■ **Problem**
Copy out all the lines where "structured" shows up.

-- begin Stored data --

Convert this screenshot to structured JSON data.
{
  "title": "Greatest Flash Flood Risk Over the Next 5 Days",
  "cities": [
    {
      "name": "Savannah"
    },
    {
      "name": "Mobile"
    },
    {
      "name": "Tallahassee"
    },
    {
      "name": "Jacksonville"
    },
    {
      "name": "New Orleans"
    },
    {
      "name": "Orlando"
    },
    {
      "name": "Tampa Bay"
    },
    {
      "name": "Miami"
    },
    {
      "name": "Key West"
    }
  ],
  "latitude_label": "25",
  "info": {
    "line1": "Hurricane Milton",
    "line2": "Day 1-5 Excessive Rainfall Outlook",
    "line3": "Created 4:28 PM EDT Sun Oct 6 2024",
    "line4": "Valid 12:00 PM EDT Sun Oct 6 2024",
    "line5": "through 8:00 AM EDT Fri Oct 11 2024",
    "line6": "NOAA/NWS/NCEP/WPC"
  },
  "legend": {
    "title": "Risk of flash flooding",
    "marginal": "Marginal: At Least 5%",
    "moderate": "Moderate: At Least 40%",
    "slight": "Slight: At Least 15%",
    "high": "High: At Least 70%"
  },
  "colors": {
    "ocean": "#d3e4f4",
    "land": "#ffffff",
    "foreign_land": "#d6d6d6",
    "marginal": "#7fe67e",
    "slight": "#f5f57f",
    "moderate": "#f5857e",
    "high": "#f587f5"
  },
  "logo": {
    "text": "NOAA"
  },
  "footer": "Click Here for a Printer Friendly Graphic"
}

-- end Stored data --
-- begin Stored data --

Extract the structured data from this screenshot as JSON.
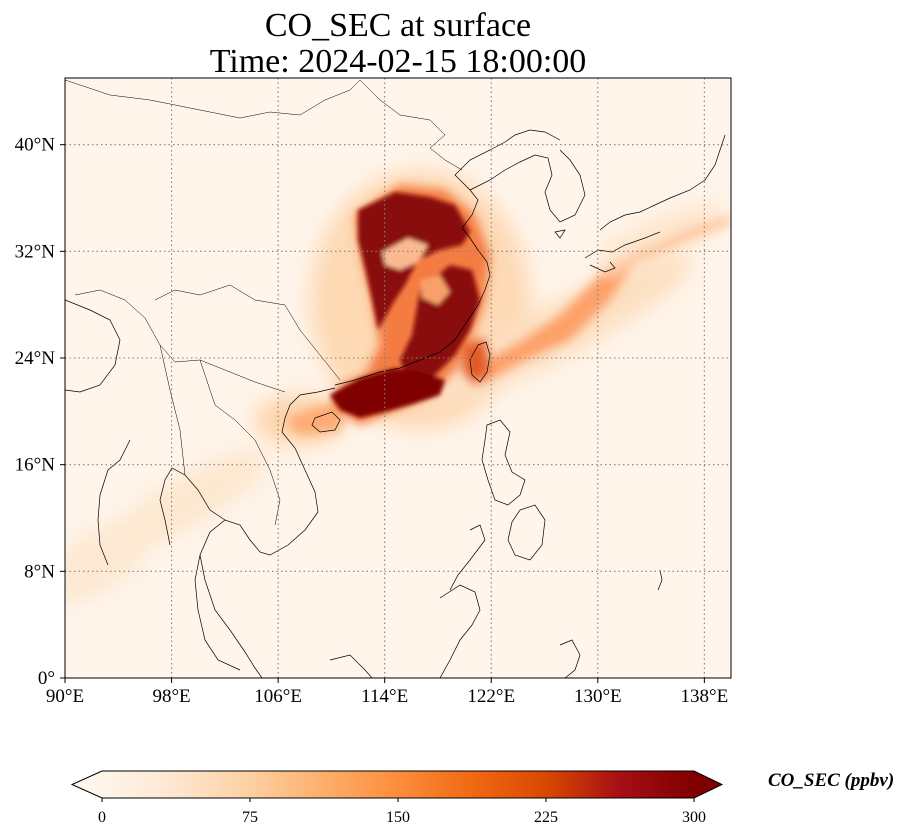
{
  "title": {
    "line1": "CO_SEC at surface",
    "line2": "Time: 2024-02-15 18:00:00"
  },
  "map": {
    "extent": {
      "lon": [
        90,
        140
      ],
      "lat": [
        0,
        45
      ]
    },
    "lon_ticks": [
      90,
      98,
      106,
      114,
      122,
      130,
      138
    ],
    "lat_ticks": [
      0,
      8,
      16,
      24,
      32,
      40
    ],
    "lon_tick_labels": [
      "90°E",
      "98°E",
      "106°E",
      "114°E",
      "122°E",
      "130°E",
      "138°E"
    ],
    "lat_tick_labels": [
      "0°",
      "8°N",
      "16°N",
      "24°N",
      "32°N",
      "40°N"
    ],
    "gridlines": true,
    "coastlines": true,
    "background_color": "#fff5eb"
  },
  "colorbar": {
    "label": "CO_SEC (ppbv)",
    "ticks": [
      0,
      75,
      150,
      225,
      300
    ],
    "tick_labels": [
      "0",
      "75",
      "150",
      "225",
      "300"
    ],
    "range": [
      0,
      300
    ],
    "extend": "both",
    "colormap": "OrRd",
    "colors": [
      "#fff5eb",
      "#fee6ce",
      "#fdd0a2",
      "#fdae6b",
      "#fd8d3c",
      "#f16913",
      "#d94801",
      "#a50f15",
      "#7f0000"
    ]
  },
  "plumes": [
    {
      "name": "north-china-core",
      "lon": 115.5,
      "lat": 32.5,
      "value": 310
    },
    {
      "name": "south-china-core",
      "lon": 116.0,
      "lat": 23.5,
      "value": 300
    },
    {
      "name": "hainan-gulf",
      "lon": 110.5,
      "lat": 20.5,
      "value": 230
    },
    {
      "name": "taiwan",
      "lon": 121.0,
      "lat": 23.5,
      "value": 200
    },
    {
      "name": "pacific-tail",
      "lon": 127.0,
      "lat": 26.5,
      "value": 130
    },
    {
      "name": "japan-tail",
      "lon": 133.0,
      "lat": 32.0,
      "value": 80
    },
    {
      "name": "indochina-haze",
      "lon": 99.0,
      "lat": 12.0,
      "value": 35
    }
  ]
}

-- end Stored data --

■ **Answer to the problem**
Convert this screenshot to structured JSON data.
Extract the structured data from this screenshot as JSON.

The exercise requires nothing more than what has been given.